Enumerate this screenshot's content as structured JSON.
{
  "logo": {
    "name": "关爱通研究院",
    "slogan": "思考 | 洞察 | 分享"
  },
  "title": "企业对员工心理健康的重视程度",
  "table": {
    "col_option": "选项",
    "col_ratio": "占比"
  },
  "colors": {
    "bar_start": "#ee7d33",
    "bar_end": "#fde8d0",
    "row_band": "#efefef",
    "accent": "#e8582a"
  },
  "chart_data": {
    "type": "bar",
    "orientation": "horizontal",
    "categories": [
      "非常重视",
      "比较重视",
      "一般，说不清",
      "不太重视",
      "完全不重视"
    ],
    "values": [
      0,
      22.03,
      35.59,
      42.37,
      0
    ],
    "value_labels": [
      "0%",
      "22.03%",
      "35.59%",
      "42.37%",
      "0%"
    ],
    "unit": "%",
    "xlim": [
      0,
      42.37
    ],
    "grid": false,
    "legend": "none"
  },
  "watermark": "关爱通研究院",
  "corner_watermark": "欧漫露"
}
================
WHAT THE TASK ASKS ▸ Copy out the data shown above without altering anything.

EXERCISE RESULT ▸
Enumerate this screenshot's content as structured JSON.
{
  "logo": {
    "name": "关爱通研究院",
    "slogan": "思考 | 洞察 | 分享"
  },
  "title": "企业对员工心理健康的重视程度",
  "table": {
    "col_option": "选项",
    "col_ratio": "占比"
  },
  "colors": {
    "bar_start": "#ee7d33",
    "bar_end": "#fde8d0",
    "row_band": "#efefef",
    "accent": "#e8582a"
  },
  "chart_data": {
    "type": "bar",
    "orientation": "horizontal",
    "categories": [
      "非常重视",
      "比较重视",
      "一般，说不清",
      "不太重视",
      "完全不重视"
    ],
    "values": [
      0,
      22.03,
      35.59,
      42.37,
      0
    ],
    "value_labels": [
      "0%",
      "22.03%",
      "35.59%",
      "42.37%",
      "0%"
    ],
    "unit": "%",
    "xlim": [
      0,
      42.37
    ],
    "grid": false,
    "legend": "none"
  },
  "watermark": "关爱通研究院",
  "corner_watermark": "欧漫露"
}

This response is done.